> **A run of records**
·····
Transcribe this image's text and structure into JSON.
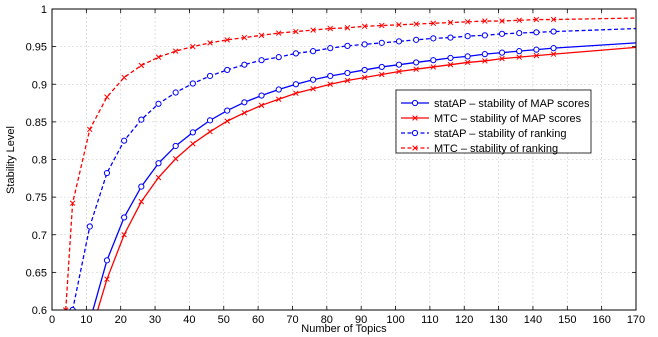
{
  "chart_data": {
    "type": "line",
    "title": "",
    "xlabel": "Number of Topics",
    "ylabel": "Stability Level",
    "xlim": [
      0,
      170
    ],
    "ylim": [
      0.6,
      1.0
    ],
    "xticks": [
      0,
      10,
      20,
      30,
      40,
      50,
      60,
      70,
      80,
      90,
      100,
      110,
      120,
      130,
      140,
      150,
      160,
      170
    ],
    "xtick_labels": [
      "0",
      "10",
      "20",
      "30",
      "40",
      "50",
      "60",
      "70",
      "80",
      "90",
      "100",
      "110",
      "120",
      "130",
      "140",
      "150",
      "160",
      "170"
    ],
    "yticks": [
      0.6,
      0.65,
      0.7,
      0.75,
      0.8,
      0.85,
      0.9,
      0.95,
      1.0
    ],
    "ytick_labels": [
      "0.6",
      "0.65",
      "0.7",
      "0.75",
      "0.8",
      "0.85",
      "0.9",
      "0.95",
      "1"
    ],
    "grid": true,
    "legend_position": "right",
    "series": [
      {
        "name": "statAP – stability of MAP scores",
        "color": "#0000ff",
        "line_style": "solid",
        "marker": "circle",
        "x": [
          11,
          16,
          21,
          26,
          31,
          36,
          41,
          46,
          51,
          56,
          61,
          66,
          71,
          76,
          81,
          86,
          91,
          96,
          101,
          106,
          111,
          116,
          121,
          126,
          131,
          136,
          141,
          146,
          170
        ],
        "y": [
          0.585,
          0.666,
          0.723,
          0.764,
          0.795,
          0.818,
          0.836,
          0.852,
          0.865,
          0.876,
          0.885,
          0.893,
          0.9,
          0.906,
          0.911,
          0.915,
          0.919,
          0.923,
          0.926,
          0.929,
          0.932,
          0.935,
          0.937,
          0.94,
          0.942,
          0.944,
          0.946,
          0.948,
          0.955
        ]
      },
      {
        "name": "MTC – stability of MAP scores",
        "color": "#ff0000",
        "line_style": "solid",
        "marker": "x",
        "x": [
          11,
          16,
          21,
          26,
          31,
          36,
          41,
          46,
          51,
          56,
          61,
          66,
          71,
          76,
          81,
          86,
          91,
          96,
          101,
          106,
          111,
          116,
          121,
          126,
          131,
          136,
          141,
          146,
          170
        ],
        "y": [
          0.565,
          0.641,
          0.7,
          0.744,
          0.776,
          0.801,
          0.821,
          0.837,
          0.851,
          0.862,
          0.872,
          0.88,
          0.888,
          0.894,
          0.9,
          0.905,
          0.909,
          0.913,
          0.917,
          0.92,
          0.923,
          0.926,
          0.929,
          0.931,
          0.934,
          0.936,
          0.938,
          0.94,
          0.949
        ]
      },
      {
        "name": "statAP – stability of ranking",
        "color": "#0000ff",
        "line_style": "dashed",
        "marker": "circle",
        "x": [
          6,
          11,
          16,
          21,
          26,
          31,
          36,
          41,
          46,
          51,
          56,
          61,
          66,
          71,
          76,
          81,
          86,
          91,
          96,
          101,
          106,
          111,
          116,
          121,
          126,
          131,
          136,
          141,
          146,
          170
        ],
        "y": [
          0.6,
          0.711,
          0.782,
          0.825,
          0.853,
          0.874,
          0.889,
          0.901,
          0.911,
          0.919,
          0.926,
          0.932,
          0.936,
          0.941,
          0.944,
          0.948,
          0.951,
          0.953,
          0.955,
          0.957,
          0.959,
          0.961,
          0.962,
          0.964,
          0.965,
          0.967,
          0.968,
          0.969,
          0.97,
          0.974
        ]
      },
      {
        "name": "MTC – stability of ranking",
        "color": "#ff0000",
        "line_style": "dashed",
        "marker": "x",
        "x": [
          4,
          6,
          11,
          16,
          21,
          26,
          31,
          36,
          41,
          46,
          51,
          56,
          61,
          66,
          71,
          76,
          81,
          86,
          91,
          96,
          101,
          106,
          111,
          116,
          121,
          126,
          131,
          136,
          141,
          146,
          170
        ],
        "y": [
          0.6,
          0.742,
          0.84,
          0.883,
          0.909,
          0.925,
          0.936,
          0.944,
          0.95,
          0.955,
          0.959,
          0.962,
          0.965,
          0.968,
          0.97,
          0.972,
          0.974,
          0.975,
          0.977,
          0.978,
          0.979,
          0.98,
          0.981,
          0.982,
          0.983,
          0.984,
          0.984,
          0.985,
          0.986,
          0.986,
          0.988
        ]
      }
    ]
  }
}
·····
> **EXERCISE**
Omit the pictures. Output every record above word for word.

> **THE OUTPUT**
Transcribe this image's text and structure into JSON.
{
  "chart_data": {
    "type": "line",
    "title": "",
    "xlabel": "Number of Topics",
    "ylabel": "Stability Level",
    "xlim": [
      0,
      170
    ],
    "ylim": [
      0.6,
      1.0
    ],
    "xticks": [
      0,
      10,
      20,
      30,
      40,
      50,
      60,
      70,
      80,
      90,
      100,
      110,
      120,
      130,
      140,
      150,
      160,
      170
    ],
    "xtick_labels": [
      "0",
      "10",
      "20",
      "30",
      "40",
      "50",
      "60",
      "70",
      "80",
      "90",
      "100",
      "110",
      "120",
      "130",
      "140",
      "150",
      "160",
      "170"
    ],
    "yticks": [
      0.6,
      0.65,
      0.7,
      0.75,
      0.8,
      0.85,
      0.9,
      0.95,
      1.0
    ],
    "ytick_labels": [
      "0.6",
      "0.65",
      "0.7",
      "0.75",
      "0.8",
      "0.85",
      "0.9",
      "0.95",
      "1"
    ],
    "grid": true,
    "legend_position": "right",
    "series": [
      {
        "name": "statAP – stability of MAP scores",
        "color": "#0000ff",
        "line_style": "solid",
        "marker": "circle",
        "x": [
          11,
          16,
          21,
          26,
          31,
          36,
          41,
          46,
          51,
          56,
          61,
          66,
          71,
          76,
          81,
          86,
          91,
          96,
          101,
          106,
          111,
          116,
          121,
          126,
          131,
          136,
          141,
          146,
          170
        ],
        "y": [
          0.585,
          0.666,
          0.723,
          0.764,
          0.795,
          0.818,
          0.836,
          0.852,
          0.865,
          0.876,
          0.885,
          0.893,
          0.9,
          0.906,
          0.911,
          0.915,
          0.919,
          0.923,
          0.926,
          0.929,
          0.932,
          0.935,
          0.937,
          0.94,
          0.942,
          0.944,
          0.946,
          0.948,
          0.955
        ]
      },
      {
        "name": "MTC – stability of MAP scores",
        "color": "#ff0000",
        "line_style": "solid",
        "marker": "x",
        "x": [
          11,
          16,
          21,
          26,
          31,
          36,
          41,
          46,
          51,
          56,
          61,
          66,
          71,
          76,
          81,
          86,
          91,
          96,
          101,
          106,
          111,
          116,
          121,
          126,
          131,
          136,
          141,
          146,
          170
        ],
        "y": [
          0.565,
          0.641,
          0.7,
          0.744,
          0.776,
          0.801,
          0.821,
          0.837,
          0.851,
          0.862,
          0.872,
          0.88,
          0.888,
          0.894,
          0.9,
          0.905,
          0.909,
          0.913,
          0.917,
          0.92,
          0.923,
          0.926,
          0.929,
          0.931,
          0.934,
          0.936,
          0.938,
          0.94,
          0.949
        ]
      },
      {
        "name": "statAP – stability of ranking",
        "color": "#0000ff",
        "line_style": "dashed",
        "marker": "circle",
        "x": [
          6,
          11,
          16,
          21,
          26,
          31,
          36,
          41,
          46,
          51,
          56,
          61,
          66,
          71,
          76,
          81,
          86,
          91,
          96,
          101,
          106,
          111,
          116,
          121,
          126,
          131,
          136,
          141,
          146,
          170
        ],
        "y": [
          0.6,
          0.711,
          0.782,
          0.825,
          0.853,
          0.874,
          0.889,
          0.901,
          0.911,
          0.919,
          0.926,
          0.932,
          0.936,
          0.941,
          0.944,
          0.948,
          0.951,
          0.953,
          0.955,
          0.957,
          0.959,
          0.961,
          0.962,
          0.964,
          0.965,
          0.967,
          0.968,
          0.969,
          0.97,
          0.974
        ]
      },
      {
        "name": "MTC – stability of ranking",
        "color": "#ff0000",
        "line_style": "dashed",
        "marker": "x",
        "x": [
          4,
          6,
          11,
          16,
          21,
          26,
          31,
          36,
          41,
          46,
          51,
          56,
          61,
          66,
          71,
          76,
          81,
          86,
          91,
          96,
          101,
          106,
          111,
          116,
          121,
          126,
          131,
          136,
          141,
          146,
          170
        ],
        "y": [
          0.6,
          0.742,
          0.84,
          0.883,
          0.909,
          0.925,
          0.936,
          0.944,
          0.95,
          0.955,
          0.959,
          0.962,
          0.965,
          0.968,
          0.97,
          0.972,
          0.974,
          0.975,
          0.977,
          0.978,
          0.979,
          0.98,
          0.981,
          0.982,
          0.983,
          0.984,
          0.984,
          0.985,
          0.986,
          0.986,
          0.988
        ]
      }
    ]
  }
}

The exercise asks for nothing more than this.